- STATED TASK
Count how many lines contain "ground" and reply with that number only.

- Dataset items
◇ ◇ ◇ ◇
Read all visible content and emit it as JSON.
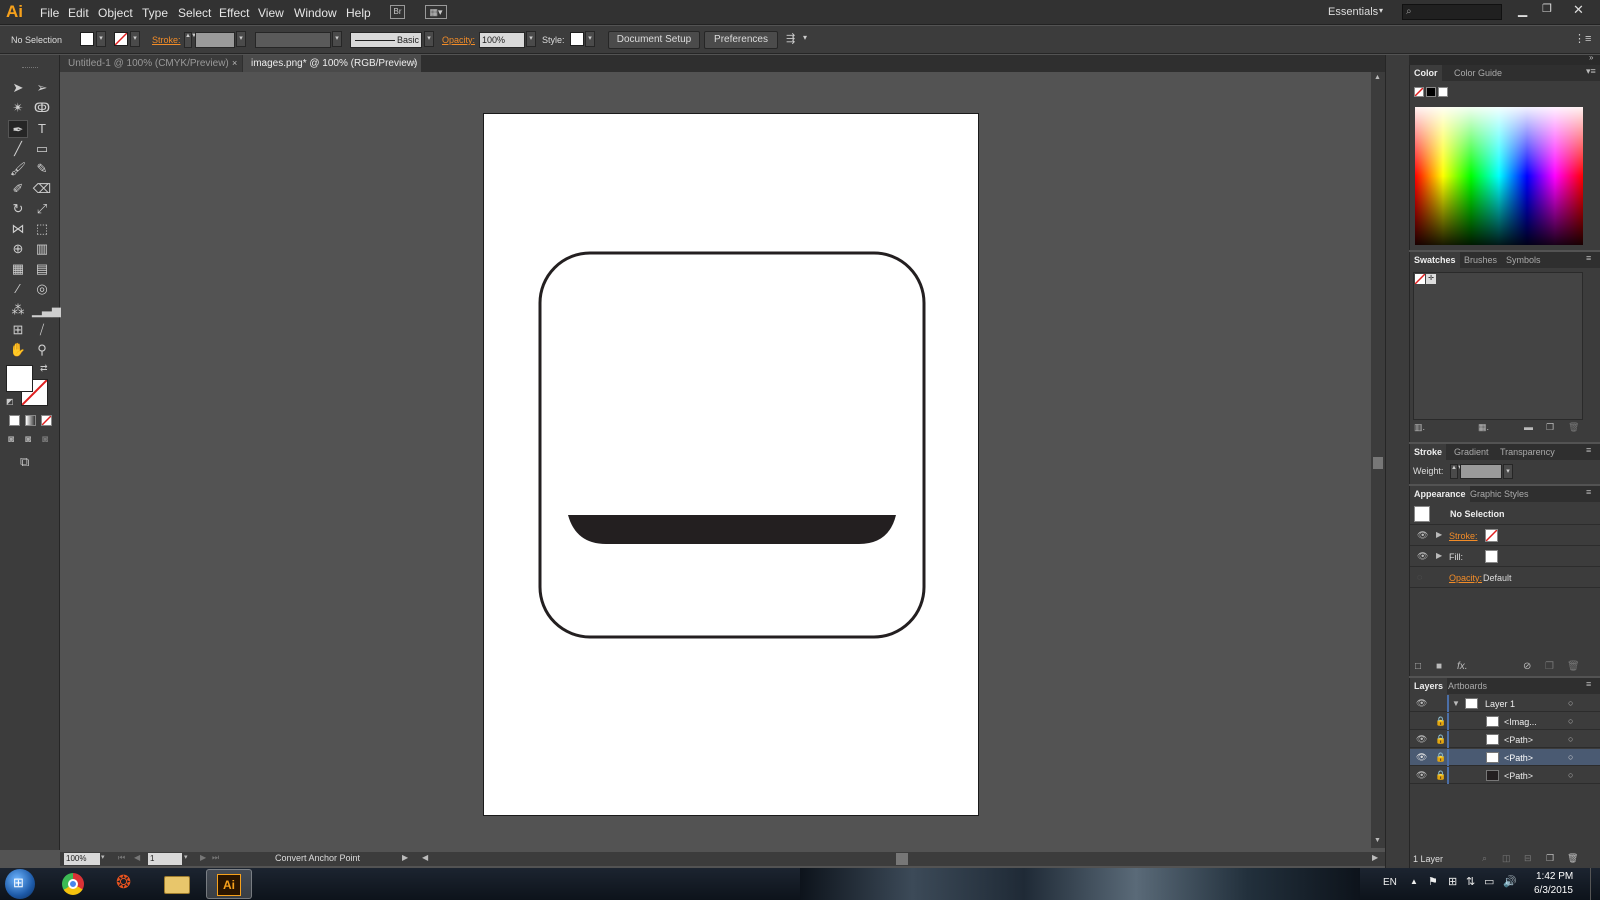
{
  "app": {
    "logo": "Ai"
  },
  "menu": {
    "items": [
      "File",
      "Edit",
      "Object",
      "Type",
      "Select",
      "Effect",
      "View",
      "Window",
      "Help"
    ]
  },
  "workspace": {
    "label": "Essentials",
    "search_placeholder": ""
  },
  "control_bar": {
    "selection_label": "No Selection",
    "stroke_label": "Stroke:",
    "brush_label": "Basic",
    "opacity_label": "Opacity:",
    "opacity_value": "100%",
    "style_label": "Style:",
    "document_setup": "Document Setup",
    "preferences": "Preferences"
  },
  "doc_tabs": [
    {
      "label": "Untitled-1 @ 100% (CMYK/Preview)",
      "active": false
    },
    {
      "label": "images.png* @ 100% (RGB/Preview)",
      "active": true
    }
  ],
  "status": {
    "zoom": "100%",
    "page": "1",
    "tool": "Convert Anchor Point"
  },
  "color_panel": {
    "tabs": [
      "Color",
      "Color Guide"
    ]
  },
  "swatches_panel": {
    "tabs": [
      "Swatches",
      "Brushes",
      "Symbols"
    ]
  },
  "stroke_panel": {
    "tabs": [
      "Stroke",
      "Gradient",
      "Transparency"
    ],
    "weight_label": "Weight:"
  },
  "appearance_panel": {
    "tabs": [
      "Appearance",
      "Graphic Styles"
    ],
    "title": "No Selection",
    "stroke_label": "Stroke:",
    "fill_label": "Fill:",
    "opacity_label": "Opacity:",
    "opacity_value": "Default"
  },
  "layers_panel": {
    "tabs": [
      "Layers",
      "Artboards"
    ],
    "layer_name": "Layer 1",
    "items": [
      "<Imag...",
      "<Path>",
      "<Path>",
      "<Path>"
    ],
    "footer": "1 Layer"
  },
  "taskbar": {
    "lang": "EN",
    "time": "1:42 PM",
    "date": "6/3/2015"
  },
  "colors": {
    "accent": "#f7a11b",
    "selection_blue": "#4b6fa8",
    "ui_dark": "#3c3c3c"
  }
}
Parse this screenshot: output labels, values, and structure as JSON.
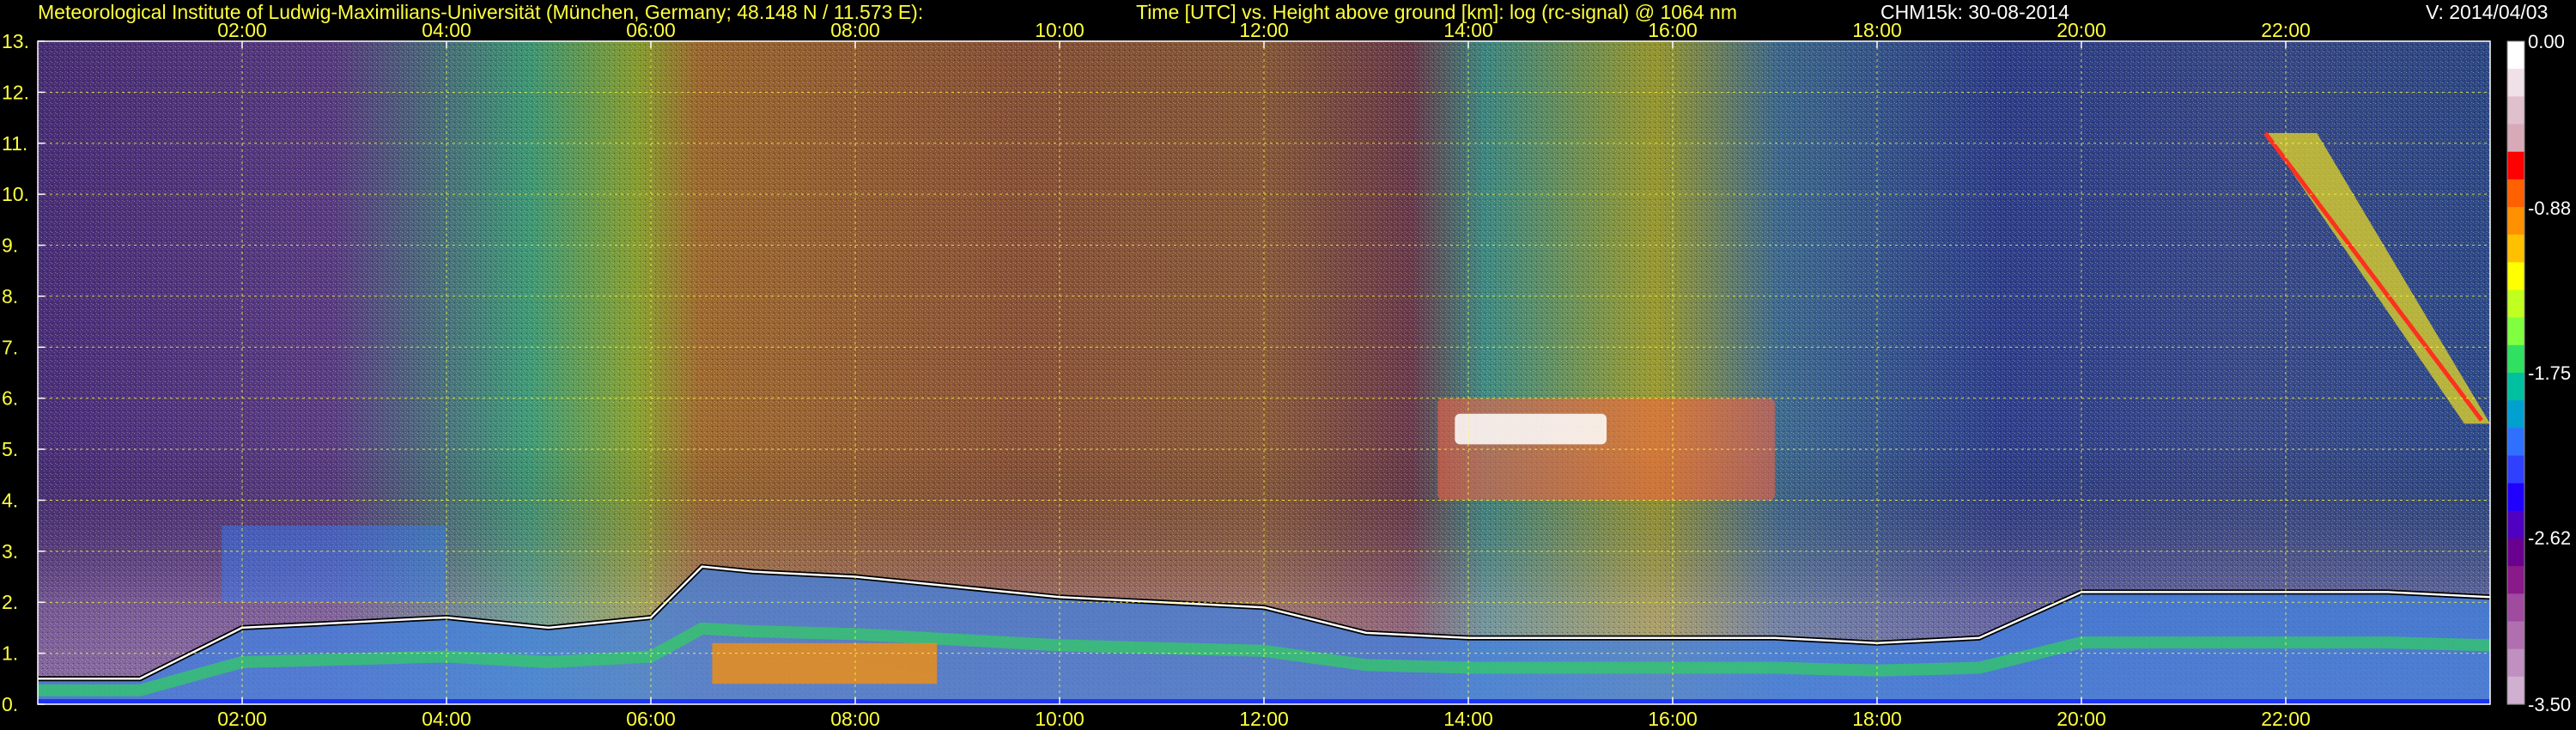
{
  "header": {
    "institute": "Meteorological Institute of Ludwig-Maximilians-Universität (München, Germany; 48.148 N / 11.573 E):",
    "description": "Time [UTC] vs. Height above ground [km]: log (rc-signal) @ 1064 nm",
    "instrument_date": "CHM15k: 30-08-2014",
    "version": "V: 2014/04/03"
  },
  "chart_data": {
    "type": "heatmap",
    "x_label": "Time [UTC]",
    "y_label": "Height above ground [km]",
    "quantity": "log (rc-signal) @ 1064 nm",
    "xlim": [
      0,
      24
    ],
    "ylim": [
      0,
      13
    ],
    "x_ticks": [
      2,
      4,
      6,
      8,
      10,
      12,
      14,
      16,
      18,
      20,
      22
    ],
    "x_tick_labels": [
      "02:00",
      "04:00",
      "06:00",
      "08:00",
      "10:00",
      "12:00",
      "14:00",
      "16:00",
      "18:00",
      "20:00",
      "22:00"
    ],
    "y_ticks": [
      0,
      1,
      2,
      3,
      4,
      5,
      6,
      7,
      8,
      9,
      10,
      11,
      12,
      13
    ],
    "y_tick_labels": [
      "0.",
      "1.",
      "2.",
      "3.",
      "4.",
      "5.",
      "6.",
      "7.",
      "8.",
      "9.",
      "10.",
      "11.",
      "12.",
      "13."
    ],
    "grid": true,
    "colorbar": {
      "position": "right",
      "range": [
        -3.5,
        0.0
      ],
      "tick_values": [
        0.0,
        -0.88,
        -1.75,
        -2.62,
        -3.5
      ],
      "tick_labels": [
        "0.00",
        "-0.88",
        "-1.75",
        "-2.62",
        "-3.50"
      ],
      "colors": [
        "#ffffff",
        "#f0e0e8",
        "#e0c0cc",
        "#d8aab8",
        "#ff0000",
        "#ff6000",
        "#ff9000",
        "#ffc000",
        "#ffff00",
        "#c0ff20",
        "#80ff40",
        "#30e060",
        "#00c0a0",
        "#00a0d0",
        "#3070ff",
        "#3040ff",
        "#2000ff",
        "#5000c0",
        "#6a0090",
        "#8a1a8a",
        "#a04aa0",
        "#b070b0",
        "#c090c0",
        "#d0b0d0"
      ]
    },
    "boundary_layer_top_km": [
      [
        0.0,
        0.5
      ],
      [
        1.0,
        0.5
      ],
      [
        2.0,
        1.5
      ],
      [
        3.0,
        1.6
      ],
      [
        4.0,
        1.7
      ],
      [
        5.0,
        1.5
      ],
      [
        6.0,
        1.7
      ],
      [
        6.5,
        2.7
      ],
      [
        7.0,
        2.6
      ],
      [
        8.0,
        2.5
      ],
      [
        9.0,
        2.3
      ],
      [
        10.0,
        2.1
      ],
      [
        11.0,
        2.0
      ],
      [
        12.0,
        1.9
      ],
      [
        13.0,
        1.4
      ],
      [
        14.0,
        1.3
      ],
      [
        15.0,
        1.3
      ],
      [
        16.0,
        1.3
      ],
      [
        17.0,
        1.3
      ],
      [
        18.0,
        1.2
      ],
      [
        19.0,
        1.3
      ],
      [
        20.0,
        2.2
      ],
      [
        21.0,
        2.2
      ],
      [
        22.0,
        2.2
      ],
      [
        23.0,
        2.2
      ],
      [
        24.0,
        2.1
      ]
    ],
    "features": [
      {
        "type": "cloud",
        "t_start": 13.7,
        "t_end": 17.0,
        "h_min": 4.0,
        "h_max": 6.0
      },
      {
        "type": "cirrus",
        "t_start": 21.8,
        "t_end": 24.0,
        "h_min": 5.5,
        "h_max": 11.2
      },
      {
        "type": "elevated_layer",
        "t_start": 1.8,
        "t_end": 4.0,
        "h_min": 2.0,
        "h_max": 3.5
      }
    ]
  }
}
◇ ◇ ◇ ◇
- RESULT OF THE EXERCISE
2